◆ Request
Output the material exactly, but drop every image it holds.

-- start Dataset records --

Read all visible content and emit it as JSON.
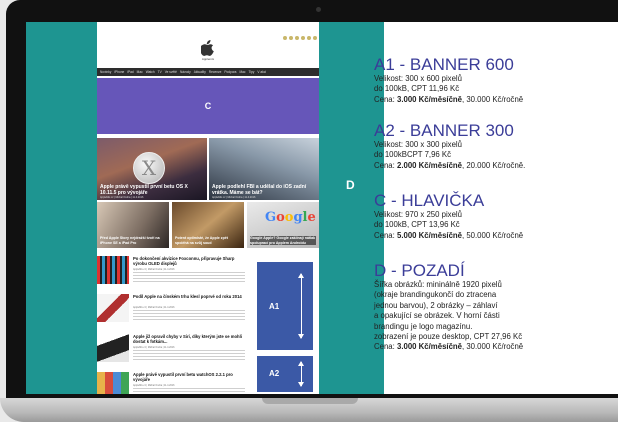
{
  "colors": {
    "teal": "#1e9591",
    "purple": "#6656b9",
    "blue": "#3b59a6",
    "title_blue": "#3b3d98"
  },
  "site": {
    "name": "Applemix",
    "nav": [
      "Novinky",
      "iPhone",
      "iPad",
      "Mac",
      "Watch",
      "TV",
      "Ve světě",
      "Návody",
      "Aktuality",
      "Recenze",
      "Podpora",
      "Mac",
      "Tipy",
      "V akci"
    ],
    "banner_c": "C",
    "hero_left": {
      "title": "Apple právě vypustil první betu OS X 10.11.5 pro vývojáře",
      "meta": "AppleMix.cz | Michal Ondra | 11.4.2016"
    },
    "hero_right": {
      "title": "Apple podlehl FBI a udělal do iOS zadní vrátka. Máme se bát?",
      "meta": "AppleMix.cz | Michal Ondra | 11.4.2016"
    },
    "row3": [
      "Před Apple Story nejdražší tvoří na iPhone SE a iPad Pro",
      "Potent optimisté, že Apple zpět spoléhá na svůj soud",
      "Google Apple? Google zaklínají nátlak spoluprací pro Applem Androidu"
    ],
    "articles": [
      {
        "title": "Po dokončení akvizice Foxconnu, připravuje Sharp výrobu OLED displejů",
        "meta": "AppleMix.cz | Michal Ondra | 11.4.2016"
      },
      {
        "title": "Podíl Apple na čínském trhu klesl poprvé od roku 2014",
        "meta": "AppleMix.cz | Michal Ondra | 11.4.2016"
      },
      {
        "title": "Apple již opravil chyby v Siri, díky kterým jste se mohli dostat k fotkám...",
        "meta": "AppleMix.cz | Michal Ondra | 11.4.2016"
      },
      {
        "title": "Apple právě vypustil první betu watchOS 2.2.1 pro vývojáře",
        "meta": "AppleMix.cz | Michal Ondra | 11.4.2016"
      }
    ],
    "banner_a1": "A1",
    "banner_a2": "A2",
    "background_label": "D"
  },
  "offers": [
    {
      "title": "A1 - BANNER 600",
      "lines": [
        "Velikost: 300 x 600 pixelů",
        "do 100kB, CPT 11,96 Kč"
      ],
      "price_label": "Cena: ",
      "price_bold": "3.000 Kč/měsíčně",
      "price_rest": ", 30.000 Kč/ročně"
    },
    {
      "title": "A2 - BANNER 300",
      "lines": [
        "Velikost: 300 x 300 pixelů",
        "do 100kBCPT 7,96 Kč"
      ],
      "price_label": "Cena: ",
      "price_bold": "2.000 Kč/měsíčně",
      "price_rest": ", 20.000 Kč/ročně."
    },
    {
      "title": "C - HLAVIČKA",
      "lines": [
        "Velikost: 970 x 250 pixelů",
        "do 100kB, CPT 13,96 Kč"
      ],
      "price_label": "Cena: ",
      "price_bold": "5.000 Kč/měsíčně",
      "price_rest": ", 50.000 Kč/ročně"
    },
    {
      "title": "D - POZADÍ",
      "lines": [
        "Šířka obrázků: mininálně 1920 pixelů",
        "(okraje brandingukončí do ztracena",
        "jednou barvou), 2 obrázky – záhlaví",
        "a opakující se obrázek. V horní části",
        "brandingu je logo magazínu.",
        "zobrazení je pouze desktop, CPT 27,96 Kč"
      ],
      "price_label": "Cena: ",
      "price_bold": "3.000 Kč/měsíčně",
      "price_rest": ", 30.000 Kč/ročně"
    }
  ]
}
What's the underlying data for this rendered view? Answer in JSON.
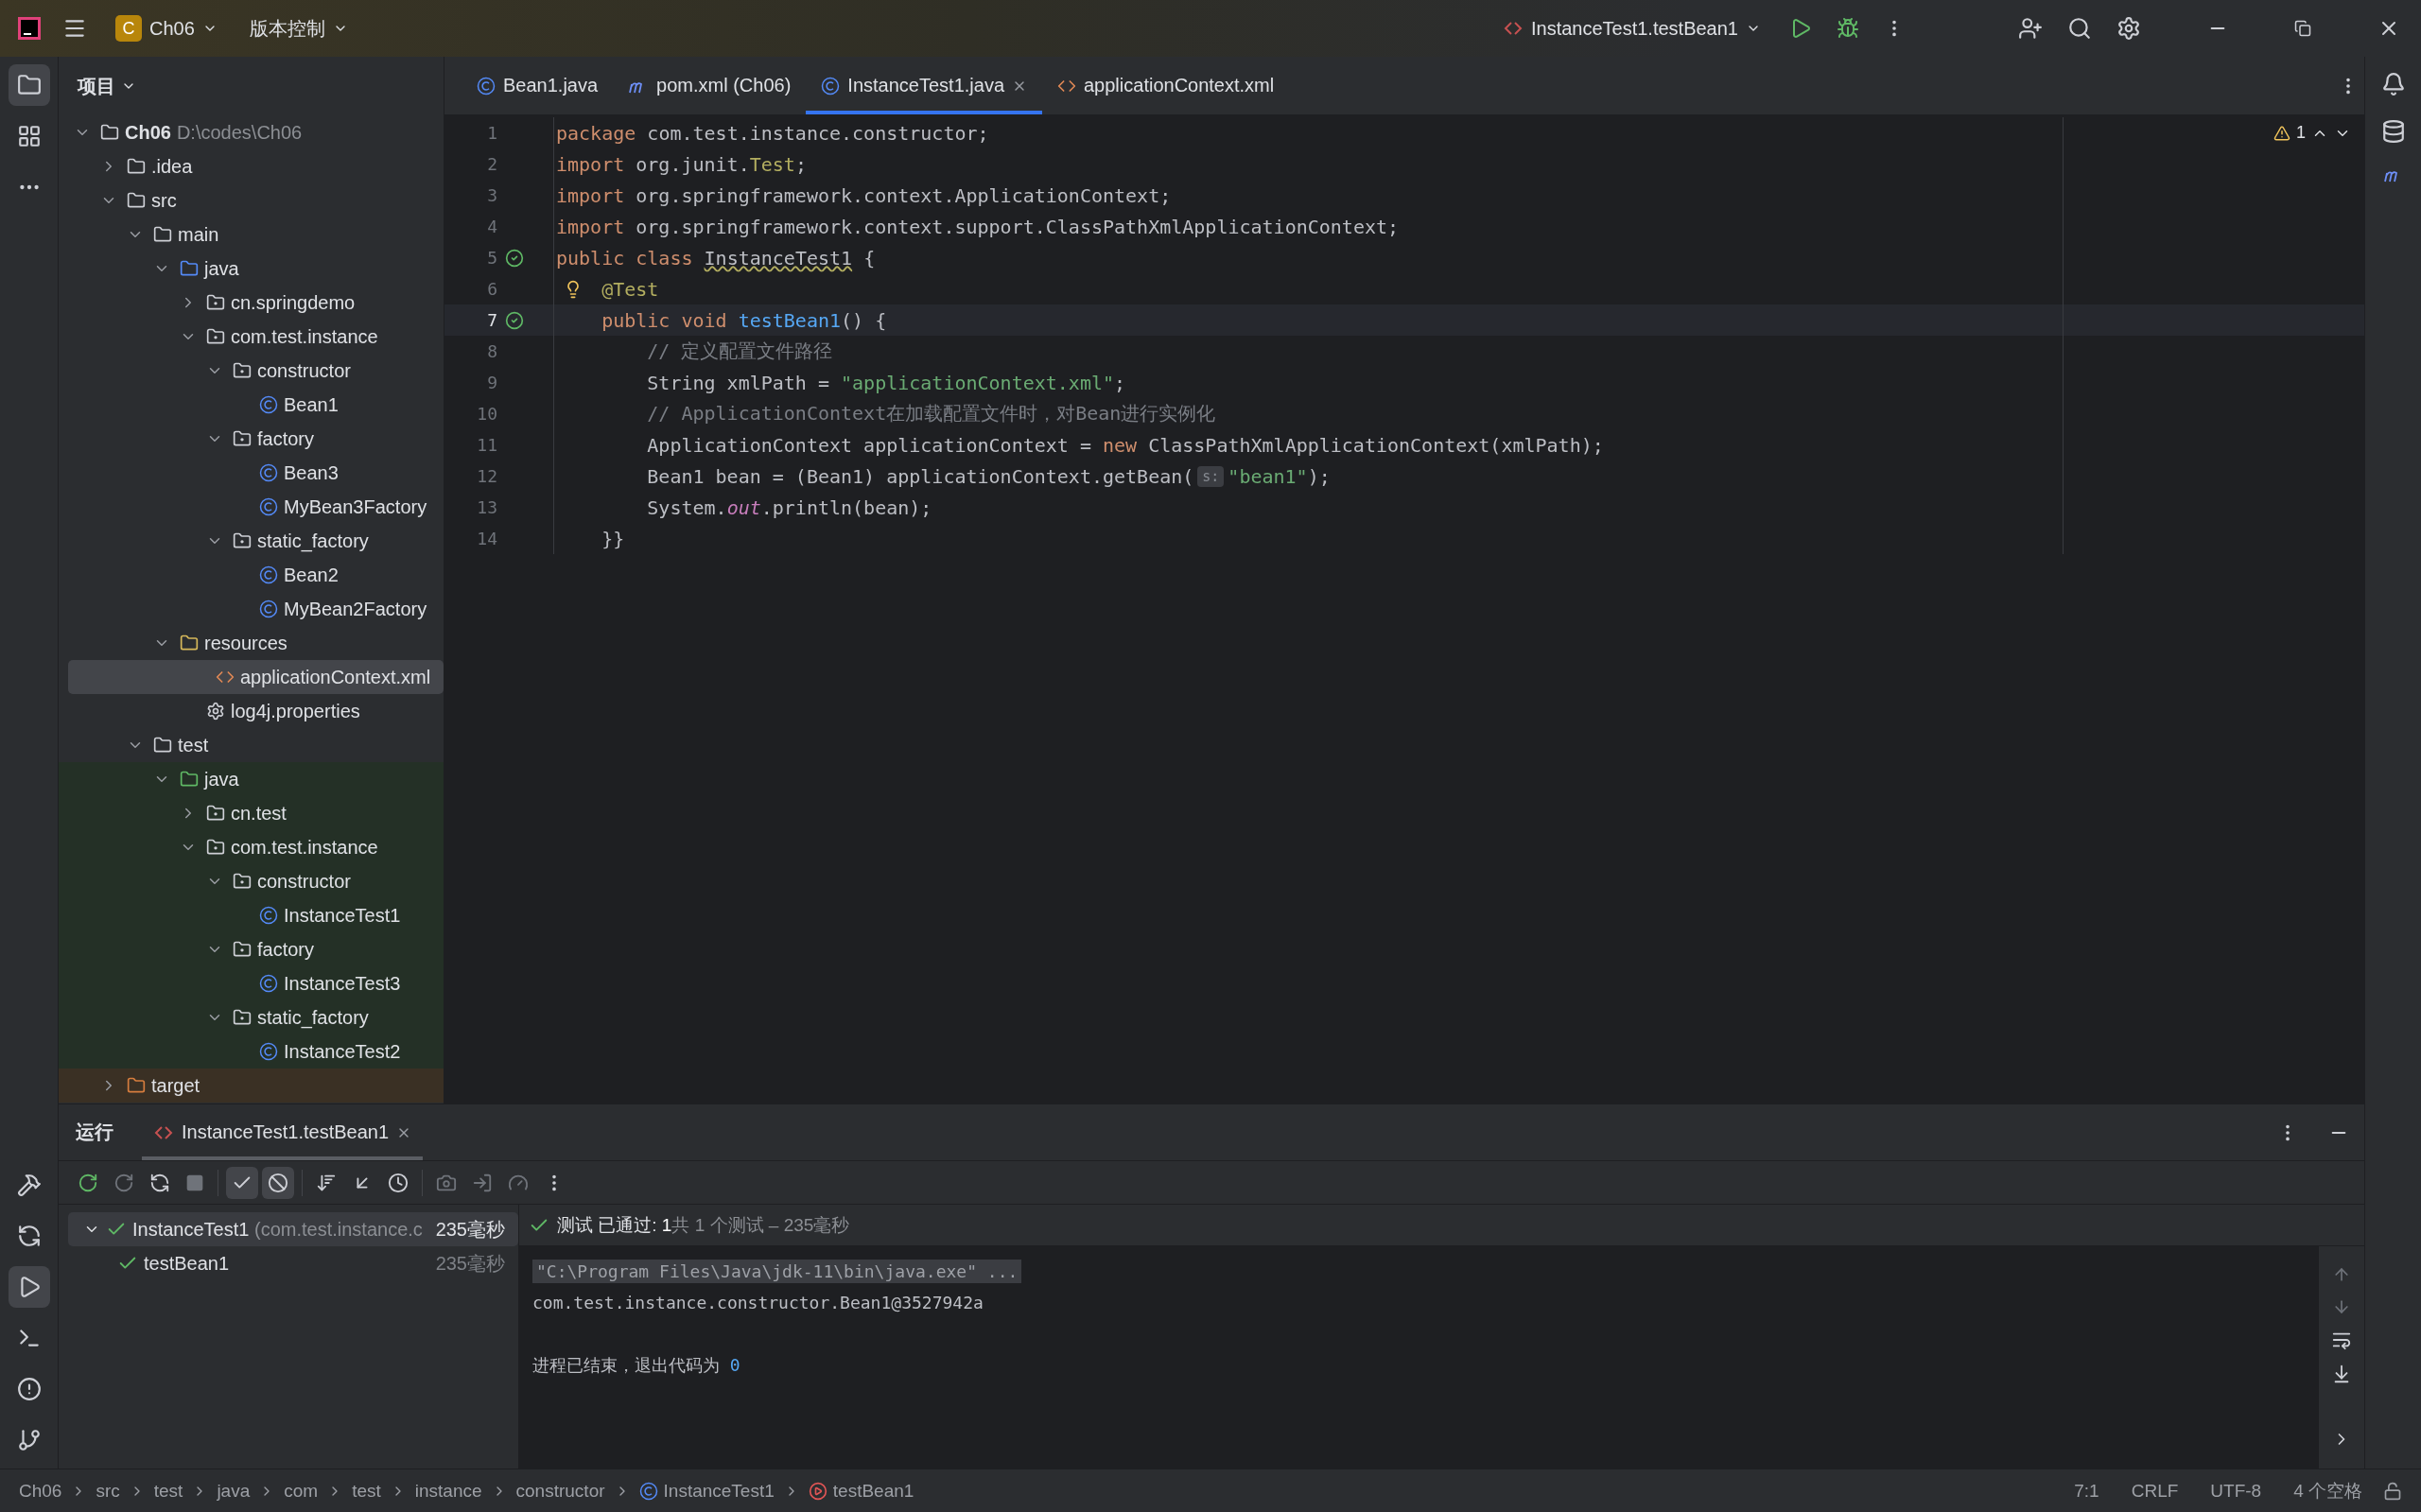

-- end Dataset records --

◆ The output
Read all visible content and emit it as JSON.
{
  "colors": {
    "teal": "#1e9591",
    "purple": "#6656b9",
    "blue": "#3b59a6",
    "title_blue": "#3b3d98"
  },
  "site": {
    "name": "Applemix",
    "nav": [
      "Novinky",
      "iPhone",
      "iPad",
      "Mac",
      "Watch",
      "TV",
      "Ve světě",
      "Návody",
      "Aktuality",
      "Recenze",
      "Podpora",
      "Mac",
      "Tipy",
      "V akci"
    ],
    "banner_c": "C",
    "hero_left": {
      "title": "Apple právě vypustil první betu OS X 10.11.5 pro vývojáře",
      "meta": "AppleMix.cz | Michal Ondra | 11.4.2016"
    },
    "hero_right": {
      "title": "Apple podlehl FBI a udělal do iOS zadní vrátka. Máme se bát?",
      "meta": "AppleMix.cz | Michal Ondra | 11.4.2016"
    },
    "row3": [
      "Před Apple Story nejdražší tvoří na iPhone SE a iPad Pro",
      "Potent optimisté, že Apple zpět spoléhá na svůj soud",
      "Google Apple? Google zaklínají nátlak spoluprací pro Applem Androidu"
    ],
    "articles": [
      {
        "title": "Po dokončení akvizice Foxconnu, připravuje Sharp výrobu OLED displejů",
        "meta": "AppleMix.cz | Michal Ondra | 11.4.2016"
      },
      {
        "title": "Podíl Apple na čínském trhu klesl poprvé od roku 2014",
        "meta": "AppleMix.cz | Michal Ondra | 11.4.2016"
      },
      {
        "title": "Apple již opravil chyby v Siri, díky kterým jste se mohli dostat k fotkám...",
        "meta": "AppleMix.cz | Michal Ondra | 11.4.2016"
      },
      {
        "title": "Apple právě vypustil první betu watchOS 2.2.1 pro vývojáře",
        "meta": "AppleMix.cz | Michal Ondra | 11.4.2016"
      }
    ],
    "banner_a1": "A1",
    "banner_a2": "A2",
    "background_label": "D"
  },
  "offers": [
    {
      "title": "A1 - BANNER 600",
      "lines": [
        "Velikost: 300 x 600 pixelů",
        "do 100kB, CPT 11,96 Kč"
      ],
      "price_label": "Cena: ",
      "price_bold": "3.000 Kč/měsíčně",
      "price_rest": ", 30.000 Kč/ročně"
    },
    {
      "title": "A2 - BANNER 300",
      "lines": [
        "Velikost: 300 x 300 pixelů",
        "do 100kBCPT 7,96 Kč"
      ],
      "price_label": "Cena: ",
      "price_bold": "2.000 Kč/měsíčně",
      "price_rest": ", 20.000 Kč/ročně."
    },
    {
      "title": "C - HLAVIČKA",
      "lines": [
        "Velikost: 970 x 250 pixelů",
        "do 100kB, CPT 13,96 Kč"
      ],
      "price_label": "Cena: ",
      "price_bold": "5.000 Kč/měsíčně",
      "price_rest": ", 50.000 Kč/ročně"
    },
    {
      "title": "D - POZADÍ",
      "lines": [
        "Šířka obrázků: mininálně 1920 pixelů",
        "(okraje brandingukončí do ztracena",
        "jednou barvou), 2 obrázky – záhlaví",
        "a opakující se obrázek. V horní části",
        "brandingu je logo magazínu.",
        "zobrazení je pouze desktop, CPT 27,96 Kč"
      ],
      "price_label": "Cena: ",
      "price_bold": "3.000 Kč/měsíčně",
      "price_rest": ", 30.000 Kč/ročně"
    }
  ]
}
What's the underlying data for this rendered view? Answer in JSON.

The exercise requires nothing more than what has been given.